◆ Directive
Locate each line in the records containing "Kapitel". Copy it.

-- START Material supplied --

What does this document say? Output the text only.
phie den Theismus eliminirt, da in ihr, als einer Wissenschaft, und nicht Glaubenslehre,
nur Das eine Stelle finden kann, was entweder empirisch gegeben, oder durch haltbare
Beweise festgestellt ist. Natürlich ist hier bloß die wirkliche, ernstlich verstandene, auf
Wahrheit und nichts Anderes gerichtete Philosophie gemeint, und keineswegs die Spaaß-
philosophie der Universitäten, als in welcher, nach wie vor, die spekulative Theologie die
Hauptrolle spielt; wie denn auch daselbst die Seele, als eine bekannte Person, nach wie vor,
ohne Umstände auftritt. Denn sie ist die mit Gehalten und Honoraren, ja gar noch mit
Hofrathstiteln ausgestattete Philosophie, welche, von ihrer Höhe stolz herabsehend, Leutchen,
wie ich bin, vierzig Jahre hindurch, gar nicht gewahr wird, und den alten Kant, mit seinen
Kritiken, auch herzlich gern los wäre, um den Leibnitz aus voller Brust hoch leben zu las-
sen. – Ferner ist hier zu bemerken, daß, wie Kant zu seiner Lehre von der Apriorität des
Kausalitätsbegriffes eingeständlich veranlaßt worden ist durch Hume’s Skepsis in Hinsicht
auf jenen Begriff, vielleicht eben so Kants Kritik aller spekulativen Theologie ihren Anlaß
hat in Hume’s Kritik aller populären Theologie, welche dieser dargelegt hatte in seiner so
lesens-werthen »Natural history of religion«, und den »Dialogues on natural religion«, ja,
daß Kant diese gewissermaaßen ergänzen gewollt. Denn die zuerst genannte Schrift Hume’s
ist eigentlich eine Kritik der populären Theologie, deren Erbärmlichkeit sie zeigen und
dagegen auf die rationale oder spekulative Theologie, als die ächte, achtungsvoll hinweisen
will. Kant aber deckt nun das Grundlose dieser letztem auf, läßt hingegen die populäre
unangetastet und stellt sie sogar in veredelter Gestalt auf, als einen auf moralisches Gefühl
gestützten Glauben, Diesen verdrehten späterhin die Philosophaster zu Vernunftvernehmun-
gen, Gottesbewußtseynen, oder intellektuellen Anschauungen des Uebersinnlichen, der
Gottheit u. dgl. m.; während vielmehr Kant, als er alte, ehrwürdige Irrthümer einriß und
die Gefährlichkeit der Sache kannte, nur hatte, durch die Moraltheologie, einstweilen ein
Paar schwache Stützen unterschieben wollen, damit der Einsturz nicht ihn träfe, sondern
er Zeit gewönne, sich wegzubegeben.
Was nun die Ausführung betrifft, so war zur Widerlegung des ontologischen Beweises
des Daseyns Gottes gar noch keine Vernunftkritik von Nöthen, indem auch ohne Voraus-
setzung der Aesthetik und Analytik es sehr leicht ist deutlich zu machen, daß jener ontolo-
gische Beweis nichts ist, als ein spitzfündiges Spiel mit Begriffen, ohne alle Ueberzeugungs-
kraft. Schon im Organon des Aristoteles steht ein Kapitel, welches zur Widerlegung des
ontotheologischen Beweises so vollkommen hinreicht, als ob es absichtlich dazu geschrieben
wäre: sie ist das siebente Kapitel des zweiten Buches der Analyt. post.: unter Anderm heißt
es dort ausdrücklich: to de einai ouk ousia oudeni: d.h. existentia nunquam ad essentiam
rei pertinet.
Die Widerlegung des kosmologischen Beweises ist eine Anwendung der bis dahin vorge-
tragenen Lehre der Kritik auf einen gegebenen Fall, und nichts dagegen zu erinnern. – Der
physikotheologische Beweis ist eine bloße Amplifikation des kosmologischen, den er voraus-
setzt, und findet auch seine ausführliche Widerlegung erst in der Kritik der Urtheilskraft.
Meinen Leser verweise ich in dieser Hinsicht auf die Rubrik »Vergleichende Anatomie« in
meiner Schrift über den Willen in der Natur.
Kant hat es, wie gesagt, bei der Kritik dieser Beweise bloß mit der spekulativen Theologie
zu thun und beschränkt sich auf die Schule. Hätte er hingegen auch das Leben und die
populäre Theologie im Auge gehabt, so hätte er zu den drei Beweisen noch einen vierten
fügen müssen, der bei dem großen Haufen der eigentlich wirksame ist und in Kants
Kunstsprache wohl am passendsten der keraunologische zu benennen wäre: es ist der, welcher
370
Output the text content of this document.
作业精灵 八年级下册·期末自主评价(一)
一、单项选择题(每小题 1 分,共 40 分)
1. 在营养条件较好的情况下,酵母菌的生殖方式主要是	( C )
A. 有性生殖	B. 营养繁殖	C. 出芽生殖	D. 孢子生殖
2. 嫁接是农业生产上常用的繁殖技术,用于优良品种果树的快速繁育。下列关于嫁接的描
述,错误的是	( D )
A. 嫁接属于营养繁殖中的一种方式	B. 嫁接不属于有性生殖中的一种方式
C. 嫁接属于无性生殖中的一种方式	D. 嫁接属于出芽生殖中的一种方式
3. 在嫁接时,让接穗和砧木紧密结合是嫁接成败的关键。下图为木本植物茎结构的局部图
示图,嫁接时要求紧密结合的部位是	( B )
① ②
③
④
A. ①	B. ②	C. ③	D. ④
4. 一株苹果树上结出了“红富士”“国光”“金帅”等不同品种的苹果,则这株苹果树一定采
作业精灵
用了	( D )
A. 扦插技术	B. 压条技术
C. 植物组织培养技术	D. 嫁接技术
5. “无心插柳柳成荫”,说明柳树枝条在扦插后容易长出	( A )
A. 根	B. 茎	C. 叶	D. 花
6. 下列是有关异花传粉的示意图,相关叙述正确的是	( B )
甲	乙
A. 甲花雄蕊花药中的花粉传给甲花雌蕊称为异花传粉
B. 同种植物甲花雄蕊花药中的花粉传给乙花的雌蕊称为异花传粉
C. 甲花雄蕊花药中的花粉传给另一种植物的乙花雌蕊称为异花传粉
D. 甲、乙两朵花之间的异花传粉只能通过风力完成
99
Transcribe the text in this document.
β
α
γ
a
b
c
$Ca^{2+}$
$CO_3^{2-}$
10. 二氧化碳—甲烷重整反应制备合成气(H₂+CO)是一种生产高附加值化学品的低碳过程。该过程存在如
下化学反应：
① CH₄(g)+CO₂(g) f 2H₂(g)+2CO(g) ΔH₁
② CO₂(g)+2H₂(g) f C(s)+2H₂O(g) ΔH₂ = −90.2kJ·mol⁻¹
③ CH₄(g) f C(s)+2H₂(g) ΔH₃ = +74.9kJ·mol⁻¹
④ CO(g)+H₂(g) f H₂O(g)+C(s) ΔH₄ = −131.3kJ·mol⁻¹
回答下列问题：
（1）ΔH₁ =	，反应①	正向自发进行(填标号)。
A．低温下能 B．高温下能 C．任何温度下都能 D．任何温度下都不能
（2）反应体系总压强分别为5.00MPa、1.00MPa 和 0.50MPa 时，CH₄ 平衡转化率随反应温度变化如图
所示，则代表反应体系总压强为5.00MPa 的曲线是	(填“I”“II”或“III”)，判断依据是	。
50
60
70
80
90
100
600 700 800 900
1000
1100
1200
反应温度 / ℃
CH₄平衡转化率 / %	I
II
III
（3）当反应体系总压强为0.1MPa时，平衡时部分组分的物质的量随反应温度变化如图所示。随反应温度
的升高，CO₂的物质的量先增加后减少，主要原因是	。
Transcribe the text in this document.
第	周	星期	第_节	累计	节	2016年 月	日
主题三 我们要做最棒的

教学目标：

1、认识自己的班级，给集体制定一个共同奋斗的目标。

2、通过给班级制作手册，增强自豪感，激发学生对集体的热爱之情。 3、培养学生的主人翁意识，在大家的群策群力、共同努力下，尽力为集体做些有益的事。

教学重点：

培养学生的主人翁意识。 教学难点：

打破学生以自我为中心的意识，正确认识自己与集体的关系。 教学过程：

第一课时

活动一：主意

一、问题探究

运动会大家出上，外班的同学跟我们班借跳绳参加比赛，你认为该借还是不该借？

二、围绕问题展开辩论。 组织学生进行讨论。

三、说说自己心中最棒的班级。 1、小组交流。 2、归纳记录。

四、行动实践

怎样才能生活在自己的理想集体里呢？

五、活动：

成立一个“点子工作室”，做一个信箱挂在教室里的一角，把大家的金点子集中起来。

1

-- END Material supplied --

◆ Reply
kraft. Schon im Organon des Aristoteles steht ein Kapitel, welches zur Widerlegung des
wäre: sie ist das siebente Kapitel des zweiten Buches der Analyt. post.: unter Anderm heißt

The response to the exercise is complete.